Saved data entries:
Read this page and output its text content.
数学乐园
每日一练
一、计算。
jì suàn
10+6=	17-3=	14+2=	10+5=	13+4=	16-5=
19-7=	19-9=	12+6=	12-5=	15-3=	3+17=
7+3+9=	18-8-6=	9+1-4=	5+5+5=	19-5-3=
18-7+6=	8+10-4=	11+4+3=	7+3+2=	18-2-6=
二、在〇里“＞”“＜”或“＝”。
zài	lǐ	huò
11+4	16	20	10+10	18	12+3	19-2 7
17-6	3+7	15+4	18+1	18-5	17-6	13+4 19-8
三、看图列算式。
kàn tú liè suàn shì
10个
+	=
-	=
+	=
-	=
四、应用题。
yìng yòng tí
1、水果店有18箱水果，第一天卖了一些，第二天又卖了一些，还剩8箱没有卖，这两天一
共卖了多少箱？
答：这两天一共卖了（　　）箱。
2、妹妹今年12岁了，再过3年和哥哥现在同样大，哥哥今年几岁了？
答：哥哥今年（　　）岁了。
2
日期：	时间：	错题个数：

Aim of the exercise: Output each entry precisely as given.

Task result:
Read this page and output its text content.
数学乐园
每日一练
一、计算。
jì suàn
10+6=	17-3=	14+2=	10+5=	13+4=	16-5=
19-7=	19-9=	12+6=	12-5=	15-3=	3+17=
7+3+9=	18-8-6=	9+1-4=	5+5+5=	19-5-3=
18-7+6=	8+10-4=	11+4+3=	7+3+2=	18-2-6=
二、在〇里“＞”“＜”或“＝”。
zài	lǐ	huò
11+4	16	20	10+10	18	12+3	19-2 7
17-6	3+7	15+4	18+1	18-5	17-6	13+4 19-8
三、看图列算式。
kàn tú liè suàn shì
10个
+	=
-	=
+	=
-	=
四、应用题。
yìng yòng tí
1、水果店有18箱水果，第一天卖了一些，第二天又卖了一些，还剩8箱没有卖，这两天一
共卖了多少箱？
答：这两天一共卖了（　　）箱。
2、妹妹今年12岁了，再过3年和哥哥现在同样大，哥哥今年几岁了？
答：哥哥今年（　　）岁了。
2
日期：	时间：	错题个数：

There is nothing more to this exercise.